Requirements: Pick out each line below containing "grid".

Data records
........

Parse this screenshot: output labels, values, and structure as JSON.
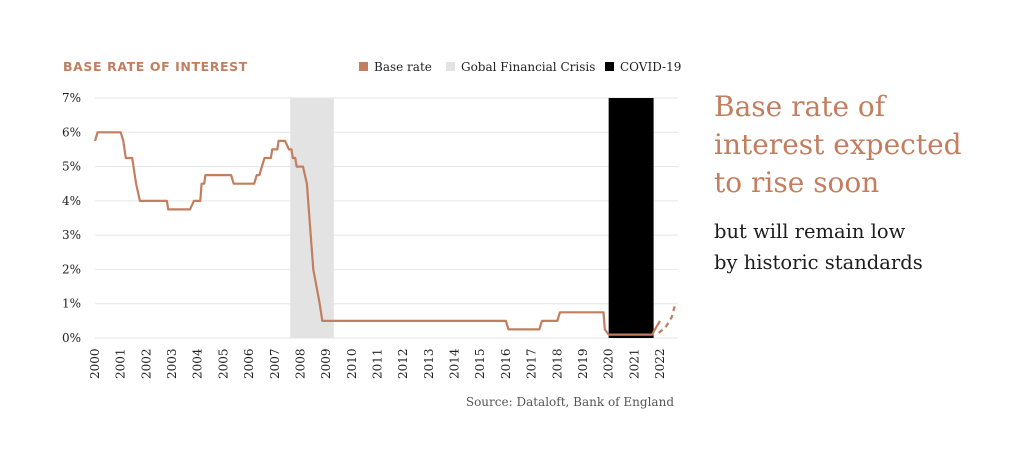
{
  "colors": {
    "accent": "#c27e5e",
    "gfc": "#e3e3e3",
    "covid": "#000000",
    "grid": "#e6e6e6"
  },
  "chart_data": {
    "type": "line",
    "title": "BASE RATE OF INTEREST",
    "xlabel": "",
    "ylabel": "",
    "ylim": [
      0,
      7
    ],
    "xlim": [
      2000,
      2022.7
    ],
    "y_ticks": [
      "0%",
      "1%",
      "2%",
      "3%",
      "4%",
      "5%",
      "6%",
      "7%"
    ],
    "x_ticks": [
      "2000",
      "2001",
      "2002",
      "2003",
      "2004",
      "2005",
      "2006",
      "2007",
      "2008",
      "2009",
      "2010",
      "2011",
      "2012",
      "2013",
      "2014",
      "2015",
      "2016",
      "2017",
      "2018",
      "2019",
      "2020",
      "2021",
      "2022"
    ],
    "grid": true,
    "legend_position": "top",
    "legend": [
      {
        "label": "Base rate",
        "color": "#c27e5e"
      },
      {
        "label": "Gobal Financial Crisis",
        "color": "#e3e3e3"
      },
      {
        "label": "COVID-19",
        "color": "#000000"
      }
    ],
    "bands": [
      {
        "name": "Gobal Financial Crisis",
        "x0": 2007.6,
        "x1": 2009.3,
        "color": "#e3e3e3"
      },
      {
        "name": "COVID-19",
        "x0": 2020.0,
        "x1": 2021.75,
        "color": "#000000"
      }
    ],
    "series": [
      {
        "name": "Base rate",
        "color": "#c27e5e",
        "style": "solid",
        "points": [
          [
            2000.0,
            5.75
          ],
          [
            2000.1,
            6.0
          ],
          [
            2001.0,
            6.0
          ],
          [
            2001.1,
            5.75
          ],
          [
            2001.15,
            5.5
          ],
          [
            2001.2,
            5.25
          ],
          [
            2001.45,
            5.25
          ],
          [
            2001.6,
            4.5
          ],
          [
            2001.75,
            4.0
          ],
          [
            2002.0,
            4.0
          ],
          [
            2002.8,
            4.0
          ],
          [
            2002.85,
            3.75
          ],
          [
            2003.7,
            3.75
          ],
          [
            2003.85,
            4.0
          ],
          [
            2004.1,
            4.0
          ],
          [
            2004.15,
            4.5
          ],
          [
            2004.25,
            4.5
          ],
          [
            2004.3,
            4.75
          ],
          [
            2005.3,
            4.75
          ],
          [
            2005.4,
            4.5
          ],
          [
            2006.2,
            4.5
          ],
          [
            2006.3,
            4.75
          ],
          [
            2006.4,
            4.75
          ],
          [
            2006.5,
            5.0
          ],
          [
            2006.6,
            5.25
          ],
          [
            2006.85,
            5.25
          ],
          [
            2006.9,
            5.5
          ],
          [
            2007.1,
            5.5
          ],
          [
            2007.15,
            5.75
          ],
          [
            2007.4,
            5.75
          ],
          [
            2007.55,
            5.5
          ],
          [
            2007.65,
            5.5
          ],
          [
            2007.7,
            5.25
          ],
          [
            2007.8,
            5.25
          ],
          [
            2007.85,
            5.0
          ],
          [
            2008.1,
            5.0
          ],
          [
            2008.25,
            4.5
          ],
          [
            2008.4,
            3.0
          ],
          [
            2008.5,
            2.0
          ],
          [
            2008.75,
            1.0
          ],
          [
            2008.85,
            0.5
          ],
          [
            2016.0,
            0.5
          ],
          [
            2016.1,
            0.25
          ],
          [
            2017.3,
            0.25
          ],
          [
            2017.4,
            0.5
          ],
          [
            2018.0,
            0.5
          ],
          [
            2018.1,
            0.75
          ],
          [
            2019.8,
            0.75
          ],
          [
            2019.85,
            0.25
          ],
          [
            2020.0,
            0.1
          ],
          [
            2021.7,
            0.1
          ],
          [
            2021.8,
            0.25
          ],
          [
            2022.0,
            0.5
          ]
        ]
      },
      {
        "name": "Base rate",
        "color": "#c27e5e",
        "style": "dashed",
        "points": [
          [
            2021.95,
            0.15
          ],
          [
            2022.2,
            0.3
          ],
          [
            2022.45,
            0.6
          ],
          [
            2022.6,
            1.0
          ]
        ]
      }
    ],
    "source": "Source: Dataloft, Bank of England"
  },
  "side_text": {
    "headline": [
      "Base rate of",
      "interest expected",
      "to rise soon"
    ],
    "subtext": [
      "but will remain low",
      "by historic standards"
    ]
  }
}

........

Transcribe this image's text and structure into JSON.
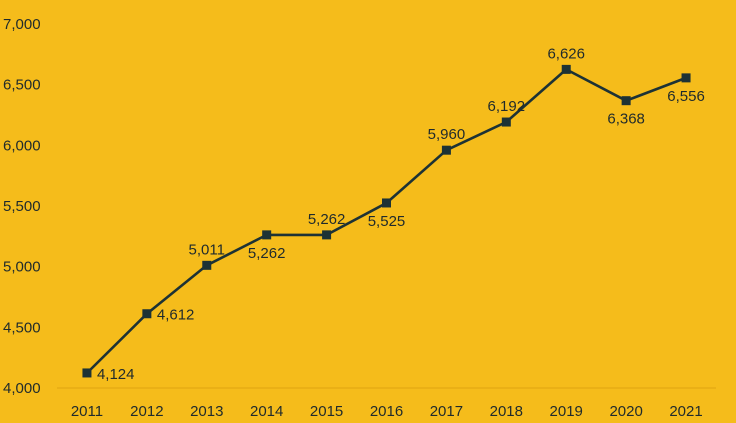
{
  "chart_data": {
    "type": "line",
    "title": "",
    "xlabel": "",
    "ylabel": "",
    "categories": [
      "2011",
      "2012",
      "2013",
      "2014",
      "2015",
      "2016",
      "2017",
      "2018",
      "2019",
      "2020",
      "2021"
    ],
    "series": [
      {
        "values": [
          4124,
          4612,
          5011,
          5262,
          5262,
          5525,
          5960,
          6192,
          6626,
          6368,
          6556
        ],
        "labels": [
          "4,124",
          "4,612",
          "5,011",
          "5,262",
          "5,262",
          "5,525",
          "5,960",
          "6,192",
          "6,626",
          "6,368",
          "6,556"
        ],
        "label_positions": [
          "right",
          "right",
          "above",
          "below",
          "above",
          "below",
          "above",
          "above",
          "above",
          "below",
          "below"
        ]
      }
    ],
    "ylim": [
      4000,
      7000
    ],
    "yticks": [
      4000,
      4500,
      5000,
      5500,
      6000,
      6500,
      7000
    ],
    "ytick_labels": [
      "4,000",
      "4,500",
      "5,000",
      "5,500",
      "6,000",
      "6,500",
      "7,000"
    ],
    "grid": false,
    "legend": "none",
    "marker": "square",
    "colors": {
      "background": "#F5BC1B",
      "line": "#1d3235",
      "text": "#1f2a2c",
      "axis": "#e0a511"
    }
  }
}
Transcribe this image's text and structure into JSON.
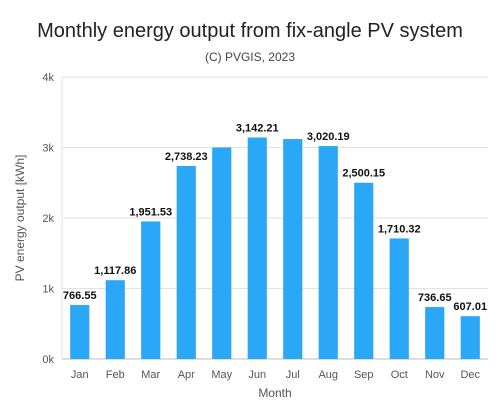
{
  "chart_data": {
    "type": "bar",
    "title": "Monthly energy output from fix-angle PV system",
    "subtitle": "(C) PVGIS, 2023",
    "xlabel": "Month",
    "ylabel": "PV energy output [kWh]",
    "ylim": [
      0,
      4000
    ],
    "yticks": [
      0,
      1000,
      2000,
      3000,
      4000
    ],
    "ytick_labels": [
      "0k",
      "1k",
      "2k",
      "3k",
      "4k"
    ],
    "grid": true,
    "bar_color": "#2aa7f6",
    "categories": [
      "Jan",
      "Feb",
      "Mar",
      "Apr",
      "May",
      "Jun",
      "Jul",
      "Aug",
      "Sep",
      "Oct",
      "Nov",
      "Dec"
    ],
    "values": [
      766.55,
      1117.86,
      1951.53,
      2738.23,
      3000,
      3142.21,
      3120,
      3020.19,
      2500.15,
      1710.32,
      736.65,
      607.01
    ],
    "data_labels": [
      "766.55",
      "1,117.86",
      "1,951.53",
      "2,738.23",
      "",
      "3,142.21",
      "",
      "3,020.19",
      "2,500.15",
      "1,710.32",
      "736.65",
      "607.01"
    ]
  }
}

........

Response below:
    "grid": "#e6e6e6"
    "grid": true,
    "grid": false,
    "grid": true,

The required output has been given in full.